A single number is the whole answer: the tally of lines in the data below that include the word "Germany".

▸ **PROVIDED MATERIAL**

────────────────────────────────────────

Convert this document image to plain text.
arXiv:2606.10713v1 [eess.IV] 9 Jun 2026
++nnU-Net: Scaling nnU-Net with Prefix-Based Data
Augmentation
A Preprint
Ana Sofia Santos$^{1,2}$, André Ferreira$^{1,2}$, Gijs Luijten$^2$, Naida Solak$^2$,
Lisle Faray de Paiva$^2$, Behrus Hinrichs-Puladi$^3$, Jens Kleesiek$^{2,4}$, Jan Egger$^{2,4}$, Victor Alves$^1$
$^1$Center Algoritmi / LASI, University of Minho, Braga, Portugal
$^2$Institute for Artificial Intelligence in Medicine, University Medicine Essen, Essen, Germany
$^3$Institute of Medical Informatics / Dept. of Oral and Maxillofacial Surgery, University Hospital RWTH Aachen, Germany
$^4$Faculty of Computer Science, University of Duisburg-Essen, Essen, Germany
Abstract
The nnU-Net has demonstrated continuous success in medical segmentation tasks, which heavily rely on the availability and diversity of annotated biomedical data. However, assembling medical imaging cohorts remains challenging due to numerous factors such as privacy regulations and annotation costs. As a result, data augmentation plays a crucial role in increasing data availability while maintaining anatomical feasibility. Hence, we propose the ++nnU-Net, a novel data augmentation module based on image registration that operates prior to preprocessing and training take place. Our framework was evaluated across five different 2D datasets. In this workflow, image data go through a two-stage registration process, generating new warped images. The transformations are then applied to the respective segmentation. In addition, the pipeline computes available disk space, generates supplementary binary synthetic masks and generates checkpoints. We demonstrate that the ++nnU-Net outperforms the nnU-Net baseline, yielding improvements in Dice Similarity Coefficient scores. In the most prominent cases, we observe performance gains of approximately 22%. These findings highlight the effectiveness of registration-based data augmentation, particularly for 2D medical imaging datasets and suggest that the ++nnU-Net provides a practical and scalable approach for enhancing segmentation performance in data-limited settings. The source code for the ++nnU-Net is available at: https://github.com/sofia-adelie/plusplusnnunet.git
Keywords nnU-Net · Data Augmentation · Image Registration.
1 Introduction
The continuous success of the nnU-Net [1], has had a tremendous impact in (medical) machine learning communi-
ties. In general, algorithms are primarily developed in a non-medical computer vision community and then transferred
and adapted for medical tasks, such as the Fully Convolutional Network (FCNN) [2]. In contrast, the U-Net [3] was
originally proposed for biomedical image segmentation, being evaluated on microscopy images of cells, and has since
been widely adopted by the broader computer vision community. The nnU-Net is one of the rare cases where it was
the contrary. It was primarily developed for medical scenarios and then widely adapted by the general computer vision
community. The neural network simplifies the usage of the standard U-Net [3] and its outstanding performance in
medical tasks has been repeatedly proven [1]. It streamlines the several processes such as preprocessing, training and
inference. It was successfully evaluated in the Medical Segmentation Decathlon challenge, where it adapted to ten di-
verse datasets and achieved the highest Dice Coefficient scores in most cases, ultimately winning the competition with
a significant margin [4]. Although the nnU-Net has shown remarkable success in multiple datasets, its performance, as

────────────────────────────────────────

▸ **ANSWER AREA**
3